■ **DATA PROVIDED**:
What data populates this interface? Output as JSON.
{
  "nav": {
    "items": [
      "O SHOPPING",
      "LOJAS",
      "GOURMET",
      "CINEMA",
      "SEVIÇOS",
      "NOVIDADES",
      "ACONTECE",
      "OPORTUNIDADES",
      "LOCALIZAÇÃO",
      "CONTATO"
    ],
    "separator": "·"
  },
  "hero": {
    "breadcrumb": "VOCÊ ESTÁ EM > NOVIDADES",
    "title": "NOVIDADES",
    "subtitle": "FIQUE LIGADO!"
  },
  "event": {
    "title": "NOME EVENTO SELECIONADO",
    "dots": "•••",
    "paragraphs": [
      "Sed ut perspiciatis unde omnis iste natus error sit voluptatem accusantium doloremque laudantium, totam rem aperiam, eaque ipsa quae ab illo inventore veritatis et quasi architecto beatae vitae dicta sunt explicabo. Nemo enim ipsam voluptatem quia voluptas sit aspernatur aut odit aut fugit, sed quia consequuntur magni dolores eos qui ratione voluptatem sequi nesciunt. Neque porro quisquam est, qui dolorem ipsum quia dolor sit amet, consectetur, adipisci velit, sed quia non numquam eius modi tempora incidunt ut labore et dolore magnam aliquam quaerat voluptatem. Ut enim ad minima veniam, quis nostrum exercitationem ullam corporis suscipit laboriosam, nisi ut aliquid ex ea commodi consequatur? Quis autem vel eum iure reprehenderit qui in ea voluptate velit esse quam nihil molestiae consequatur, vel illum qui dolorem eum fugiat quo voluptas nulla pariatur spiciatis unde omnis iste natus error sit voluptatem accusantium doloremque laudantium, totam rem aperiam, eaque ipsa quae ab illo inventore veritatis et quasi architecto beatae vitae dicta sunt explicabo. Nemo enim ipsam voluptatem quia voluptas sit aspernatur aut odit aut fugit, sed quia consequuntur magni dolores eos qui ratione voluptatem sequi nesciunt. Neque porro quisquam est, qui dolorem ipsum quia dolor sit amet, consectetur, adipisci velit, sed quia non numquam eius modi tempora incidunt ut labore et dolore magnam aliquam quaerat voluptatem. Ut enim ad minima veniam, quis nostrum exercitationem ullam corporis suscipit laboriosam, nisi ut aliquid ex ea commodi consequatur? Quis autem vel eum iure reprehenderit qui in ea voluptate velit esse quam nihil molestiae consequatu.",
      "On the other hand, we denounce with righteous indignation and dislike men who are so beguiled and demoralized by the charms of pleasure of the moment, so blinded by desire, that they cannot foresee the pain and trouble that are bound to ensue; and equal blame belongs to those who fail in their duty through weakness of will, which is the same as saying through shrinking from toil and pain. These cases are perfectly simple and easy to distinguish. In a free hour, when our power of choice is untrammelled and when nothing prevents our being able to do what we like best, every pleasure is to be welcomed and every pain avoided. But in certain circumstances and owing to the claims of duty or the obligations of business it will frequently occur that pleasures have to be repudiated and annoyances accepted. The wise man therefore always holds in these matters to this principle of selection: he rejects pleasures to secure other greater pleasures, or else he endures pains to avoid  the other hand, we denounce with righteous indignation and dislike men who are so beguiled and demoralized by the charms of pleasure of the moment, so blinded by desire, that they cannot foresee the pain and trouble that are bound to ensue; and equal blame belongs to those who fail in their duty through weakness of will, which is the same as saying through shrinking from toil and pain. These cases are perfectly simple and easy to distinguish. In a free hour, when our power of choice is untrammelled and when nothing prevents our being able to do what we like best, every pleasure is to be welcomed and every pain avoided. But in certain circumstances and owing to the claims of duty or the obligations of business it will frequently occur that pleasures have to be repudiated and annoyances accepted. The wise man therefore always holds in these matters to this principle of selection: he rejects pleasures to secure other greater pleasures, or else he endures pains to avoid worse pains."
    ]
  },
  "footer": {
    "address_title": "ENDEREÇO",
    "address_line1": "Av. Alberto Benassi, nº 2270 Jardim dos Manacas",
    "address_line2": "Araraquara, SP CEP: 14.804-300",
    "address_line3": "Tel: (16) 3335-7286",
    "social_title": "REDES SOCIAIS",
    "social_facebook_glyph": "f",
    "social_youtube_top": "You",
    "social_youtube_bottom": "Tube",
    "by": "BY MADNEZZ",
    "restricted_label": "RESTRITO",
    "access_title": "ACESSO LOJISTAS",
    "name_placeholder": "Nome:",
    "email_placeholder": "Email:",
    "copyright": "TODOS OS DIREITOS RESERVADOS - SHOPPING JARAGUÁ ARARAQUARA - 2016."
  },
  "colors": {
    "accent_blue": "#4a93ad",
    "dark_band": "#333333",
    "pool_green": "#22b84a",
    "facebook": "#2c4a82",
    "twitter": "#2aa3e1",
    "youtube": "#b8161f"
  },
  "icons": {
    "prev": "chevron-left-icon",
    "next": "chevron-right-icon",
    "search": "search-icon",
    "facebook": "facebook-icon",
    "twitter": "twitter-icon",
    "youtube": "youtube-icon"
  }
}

■ **EXERCISE DETAILS**:
Return only those lines of the records that contain the string "chevron".

■ **WRITTEN ANSWER**:
    "prev": "chevron-left-icon",
    "next": "chevron-right-icon",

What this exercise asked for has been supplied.